***** Supplied records *****

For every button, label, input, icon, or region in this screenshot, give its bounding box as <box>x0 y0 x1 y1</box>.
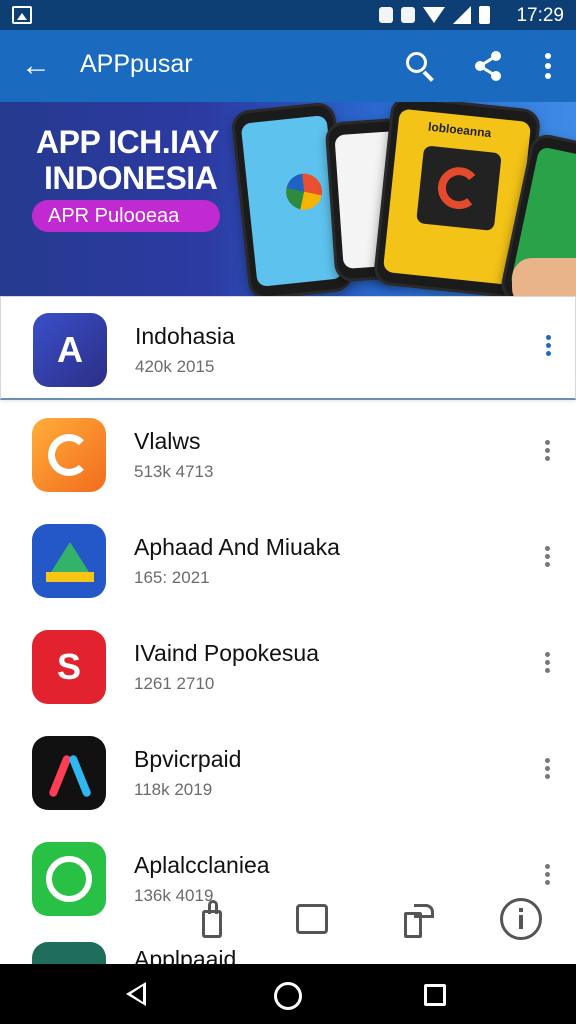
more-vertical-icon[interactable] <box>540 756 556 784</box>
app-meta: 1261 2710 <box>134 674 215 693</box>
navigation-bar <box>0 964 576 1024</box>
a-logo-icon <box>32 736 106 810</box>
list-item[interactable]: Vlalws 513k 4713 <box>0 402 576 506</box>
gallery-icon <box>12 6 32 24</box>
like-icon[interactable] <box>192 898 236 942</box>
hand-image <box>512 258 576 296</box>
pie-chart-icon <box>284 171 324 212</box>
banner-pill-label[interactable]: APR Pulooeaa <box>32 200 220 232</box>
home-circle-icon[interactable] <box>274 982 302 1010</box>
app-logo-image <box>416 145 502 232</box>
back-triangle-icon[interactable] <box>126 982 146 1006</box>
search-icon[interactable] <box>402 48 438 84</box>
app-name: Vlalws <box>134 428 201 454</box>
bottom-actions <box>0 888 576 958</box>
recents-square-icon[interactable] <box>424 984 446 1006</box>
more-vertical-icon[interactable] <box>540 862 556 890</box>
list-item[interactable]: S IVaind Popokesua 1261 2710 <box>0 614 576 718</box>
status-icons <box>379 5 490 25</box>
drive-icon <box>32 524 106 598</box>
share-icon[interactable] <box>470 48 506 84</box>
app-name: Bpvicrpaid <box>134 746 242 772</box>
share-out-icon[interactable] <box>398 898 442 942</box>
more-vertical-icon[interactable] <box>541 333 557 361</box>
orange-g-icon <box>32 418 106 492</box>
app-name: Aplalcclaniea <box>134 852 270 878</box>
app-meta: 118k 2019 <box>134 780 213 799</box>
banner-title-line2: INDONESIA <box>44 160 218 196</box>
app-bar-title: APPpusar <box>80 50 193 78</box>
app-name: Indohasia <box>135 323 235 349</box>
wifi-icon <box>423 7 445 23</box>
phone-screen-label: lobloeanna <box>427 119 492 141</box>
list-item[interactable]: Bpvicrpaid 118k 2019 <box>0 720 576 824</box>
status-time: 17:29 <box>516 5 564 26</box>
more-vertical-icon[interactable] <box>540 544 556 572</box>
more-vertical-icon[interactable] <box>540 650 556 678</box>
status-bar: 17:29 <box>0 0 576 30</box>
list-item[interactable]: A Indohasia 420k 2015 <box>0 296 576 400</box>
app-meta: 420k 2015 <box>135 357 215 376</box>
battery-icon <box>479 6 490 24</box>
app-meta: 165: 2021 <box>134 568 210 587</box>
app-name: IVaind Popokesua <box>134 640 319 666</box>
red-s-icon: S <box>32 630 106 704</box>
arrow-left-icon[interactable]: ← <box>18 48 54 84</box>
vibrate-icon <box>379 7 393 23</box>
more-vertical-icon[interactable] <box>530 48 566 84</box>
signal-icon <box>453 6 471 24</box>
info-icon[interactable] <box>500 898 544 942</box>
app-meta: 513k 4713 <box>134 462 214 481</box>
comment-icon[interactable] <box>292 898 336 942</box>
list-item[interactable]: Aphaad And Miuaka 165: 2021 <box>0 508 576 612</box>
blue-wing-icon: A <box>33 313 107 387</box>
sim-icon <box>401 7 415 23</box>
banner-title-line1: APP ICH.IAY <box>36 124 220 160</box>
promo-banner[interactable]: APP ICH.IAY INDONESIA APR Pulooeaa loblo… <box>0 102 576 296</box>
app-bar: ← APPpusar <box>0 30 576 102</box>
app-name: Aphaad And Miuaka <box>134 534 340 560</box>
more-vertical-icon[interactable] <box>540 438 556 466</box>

*****

To be done:
Reproduce verbatim the lines above, beginning with the line that contains "more-vertical-icon[interactable] <box>540 756" and continuing through the line that contains "wifi-icon <box>423 7 445 23</box>", with both of those lines included.

Solved problem:
more-vertical-icon[interactable] <box>540 756 556 784</box>
app-meta: 1261 2710 <box>134 674 215 693</box>
navigation-bar <box>0 964 576 1024</box>
a-logo-icon <box>32 736 106 810</box>
list-item[interactable]: Vlalws 513k 4713 <box>0 402 576 506</box>
gallery-icon <box>12 6 32 24</box>
like-icon[interactable] <box>192 898 236 942</box>
hand-image <box>512 258 576 296</box>
pie-chart-icon <box>284 171 324 212</box>
banner-pill-label[interactable]: APR Pulooeaa <box>32 200 220 232</box>
home-circle-icon[interactable] <box>274 982 302 1010</box>
app-logo-image <box>416 145 502 232</box>
back-triangle-icon[interactable] <box>126 982 146 1006</box>
search-icon[interactable] <box>402 48 438 84</box>
app-name: Vlalws <box>134 428 201 454</box>
bottom-actions <box>0 888 576 958</box>
recents-square-icon[interactable] <box>424 984 446 1006</box>
more-vertical-icon[interactable] <box>540 862 556 890</box>
list-item[interactable]: S IVaind Popokesua 1261 2710 <box>0 614 576 718</box>
status-icons <box>379 5 490 25</box>
drive-icon <box>32 524 106 598</box>
share-icon[interactable] <box>470 48 506 84</box>
app-name: Bpvicrpaid <box>134 746 242 772</box>
share-out-icon[interactable] <box>398 898 442 942</box>
more-vertical-icon[interactable] <box>541 333 557 361</box>
orange-g-icon <box>32 418 106 492</box>
app-name: Aplalcclaniea <box>134 852 270 878</box>
app-meta: 118k 2019 <box>134 780 213 799</box>
banner-title-line2: INDONESIA <box>44 160 218 196</box>
app-bar-title: APPpusar <box>80 50 193 78</box>
app-name: Indohasia <box>135 323 235 349</box>
wifi-icon <box>423 7 445 23</box>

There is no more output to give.